** Required task **
Find how many lines hold the word "Indonesia". Give only the number.
* Begin Extracted records *
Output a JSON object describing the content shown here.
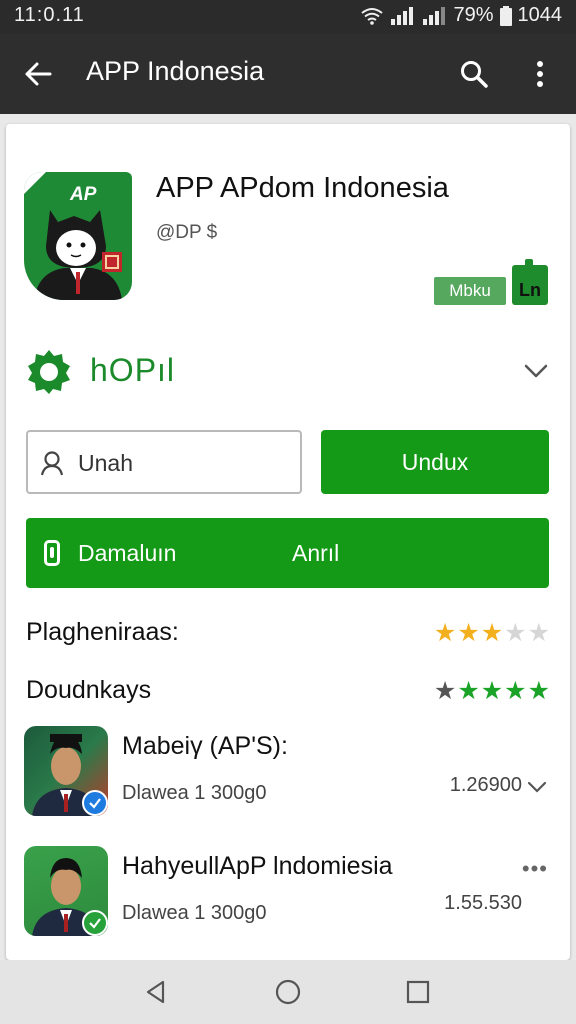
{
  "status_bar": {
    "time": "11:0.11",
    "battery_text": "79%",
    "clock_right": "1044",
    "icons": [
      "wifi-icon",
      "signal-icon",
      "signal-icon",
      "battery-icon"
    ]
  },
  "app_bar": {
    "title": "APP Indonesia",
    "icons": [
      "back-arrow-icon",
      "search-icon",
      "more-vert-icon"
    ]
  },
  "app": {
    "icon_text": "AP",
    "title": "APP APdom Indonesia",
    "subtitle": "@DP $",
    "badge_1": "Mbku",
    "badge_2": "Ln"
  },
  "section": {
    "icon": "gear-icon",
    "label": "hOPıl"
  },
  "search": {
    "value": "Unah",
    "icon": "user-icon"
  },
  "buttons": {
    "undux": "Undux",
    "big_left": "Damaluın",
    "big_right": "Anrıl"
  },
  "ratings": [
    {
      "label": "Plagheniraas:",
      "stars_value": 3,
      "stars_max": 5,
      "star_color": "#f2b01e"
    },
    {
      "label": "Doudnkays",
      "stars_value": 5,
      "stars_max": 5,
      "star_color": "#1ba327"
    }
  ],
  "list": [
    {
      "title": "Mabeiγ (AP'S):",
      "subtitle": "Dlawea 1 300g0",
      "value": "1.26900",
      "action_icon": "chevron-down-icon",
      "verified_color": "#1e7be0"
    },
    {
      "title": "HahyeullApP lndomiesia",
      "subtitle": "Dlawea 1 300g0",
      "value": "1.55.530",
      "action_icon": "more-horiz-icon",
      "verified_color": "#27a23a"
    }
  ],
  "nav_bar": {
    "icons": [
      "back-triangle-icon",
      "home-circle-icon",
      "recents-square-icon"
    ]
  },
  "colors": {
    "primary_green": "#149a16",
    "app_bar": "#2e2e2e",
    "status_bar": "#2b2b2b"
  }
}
* End Extracted records *
* Begin Extracted records *
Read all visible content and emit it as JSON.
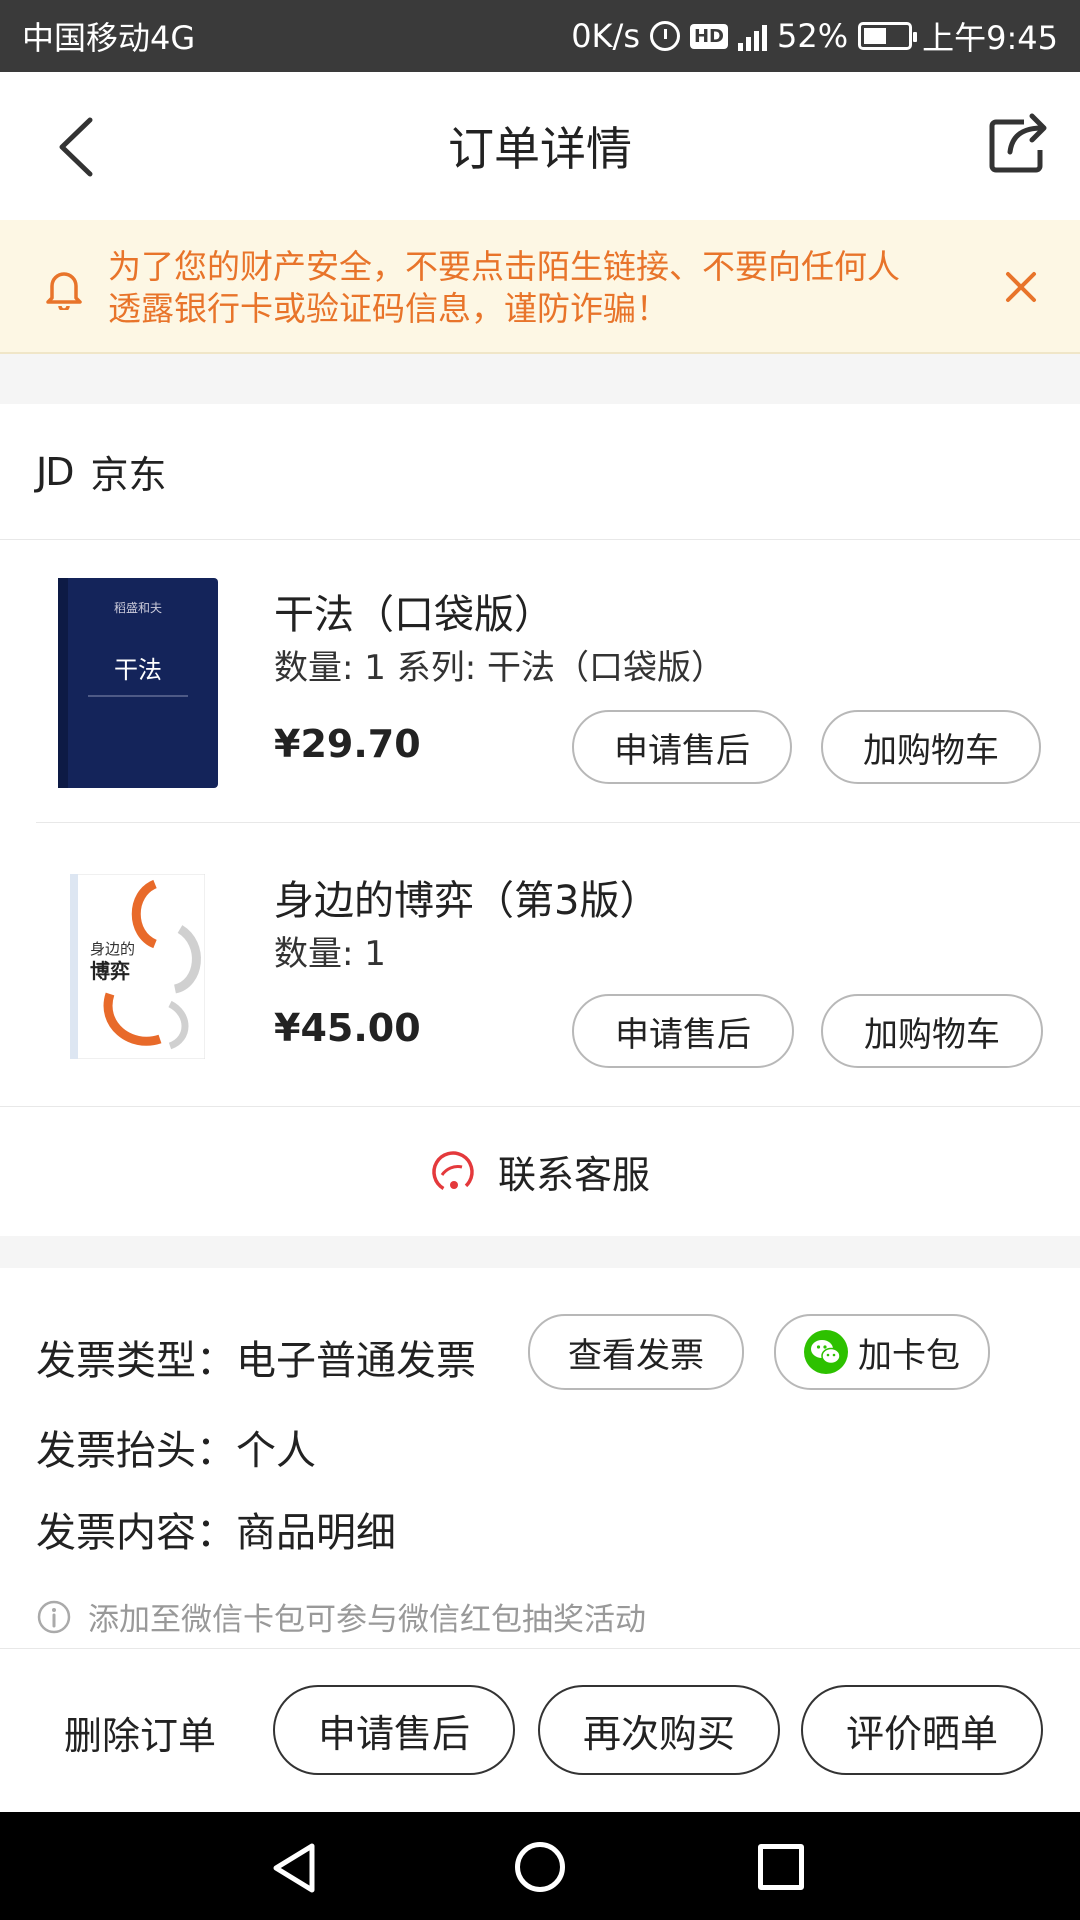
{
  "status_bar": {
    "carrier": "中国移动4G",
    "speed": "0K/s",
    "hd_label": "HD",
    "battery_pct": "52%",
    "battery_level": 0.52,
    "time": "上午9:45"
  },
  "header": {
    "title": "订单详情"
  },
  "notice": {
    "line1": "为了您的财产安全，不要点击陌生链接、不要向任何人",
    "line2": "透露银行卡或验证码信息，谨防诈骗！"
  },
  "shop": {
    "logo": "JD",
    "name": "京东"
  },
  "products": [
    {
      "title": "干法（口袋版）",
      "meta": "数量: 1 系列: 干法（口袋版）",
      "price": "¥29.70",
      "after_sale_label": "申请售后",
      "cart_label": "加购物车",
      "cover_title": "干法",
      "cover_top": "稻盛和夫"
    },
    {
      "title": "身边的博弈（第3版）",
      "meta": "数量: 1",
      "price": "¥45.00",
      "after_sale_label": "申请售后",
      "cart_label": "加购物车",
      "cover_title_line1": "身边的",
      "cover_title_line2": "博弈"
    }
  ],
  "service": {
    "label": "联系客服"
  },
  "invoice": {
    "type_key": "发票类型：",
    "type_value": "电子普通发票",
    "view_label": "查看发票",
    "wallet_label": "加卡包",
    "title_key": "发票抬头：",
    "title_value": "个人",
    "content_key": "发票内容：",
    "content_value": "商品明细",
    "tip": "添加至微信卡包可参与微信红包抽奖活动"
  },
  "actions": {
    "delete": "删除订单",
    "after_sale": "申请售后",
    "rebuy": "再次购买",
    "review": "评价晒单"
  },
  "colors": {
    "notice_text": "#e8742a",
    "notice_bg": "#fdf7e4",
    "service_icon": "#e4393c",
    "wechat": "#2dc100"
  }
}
* End Extracted records *
** Exercise response **
2